__What is asked__
Look through the data below. Collect every line where the word "Bruce" occurs.
-------- Extracted material --------
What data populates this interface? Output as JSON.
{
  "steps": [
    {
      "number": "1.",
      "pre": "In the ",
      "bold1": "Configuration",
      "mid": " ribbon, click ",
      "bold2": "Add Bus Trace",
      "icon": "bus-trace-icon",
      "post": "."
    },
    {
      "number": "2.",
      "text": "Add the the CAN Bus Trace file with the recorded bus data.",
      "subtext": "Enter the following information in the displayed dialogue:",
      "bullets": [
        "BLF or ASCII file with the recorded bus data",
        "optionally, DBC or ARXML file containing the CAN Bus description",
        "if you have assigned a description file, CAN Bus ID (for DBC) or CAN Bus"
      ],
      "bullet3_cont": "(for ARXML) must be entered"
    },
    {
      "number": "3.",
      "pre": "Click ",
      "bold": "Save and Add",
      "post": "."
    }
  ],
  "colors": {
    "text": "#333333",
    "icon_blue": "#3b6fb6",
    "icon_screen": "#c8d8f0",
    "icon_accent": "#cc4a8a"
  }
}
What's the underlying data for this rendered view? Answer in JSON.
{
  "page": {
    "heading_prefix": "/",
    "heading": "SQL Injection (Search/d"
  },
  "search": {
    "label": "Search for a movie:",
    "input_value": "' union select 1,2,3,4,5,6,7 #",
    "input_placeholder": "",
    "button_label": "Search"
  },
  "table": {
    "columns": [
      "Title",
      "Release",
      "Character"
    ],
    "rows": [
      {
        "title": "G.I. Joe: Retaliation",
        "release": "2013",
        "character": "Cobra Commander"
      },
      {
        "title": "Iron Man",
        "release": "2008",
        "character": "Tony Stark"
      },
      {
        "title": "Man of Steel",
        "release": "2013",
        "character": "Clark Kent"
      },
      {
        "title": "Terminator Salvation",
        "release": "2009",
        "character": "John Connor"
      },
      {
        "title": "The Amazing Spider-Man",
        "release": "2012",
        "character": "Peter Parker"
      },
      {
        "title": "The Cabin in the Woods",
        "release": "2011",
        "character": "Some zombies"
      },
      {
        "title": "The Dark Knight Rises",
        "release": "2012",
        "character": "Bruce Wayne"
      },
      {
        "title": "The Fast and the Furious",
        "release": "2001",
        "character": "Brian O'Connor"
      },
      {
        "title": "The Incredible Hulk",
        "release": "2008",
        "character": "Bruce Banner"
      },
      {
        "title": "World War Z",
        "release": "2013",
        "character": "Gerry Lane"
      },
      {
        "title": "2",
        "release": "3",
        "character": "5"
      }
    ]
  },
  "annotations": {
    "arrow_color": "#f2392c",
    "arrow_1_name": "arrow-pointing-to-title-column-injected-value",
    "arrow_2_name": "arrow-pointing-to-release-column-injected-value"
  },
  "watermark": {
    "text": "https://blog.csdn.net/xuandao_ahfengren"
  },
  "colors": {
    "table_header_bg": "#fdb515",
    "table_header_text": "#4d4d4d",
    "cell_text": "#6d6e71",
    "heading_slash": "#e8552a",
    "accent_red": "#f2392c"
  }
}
--------
__Complete answer__
        "character": "Bruce Wayne"
        "character": "Bruce Banner"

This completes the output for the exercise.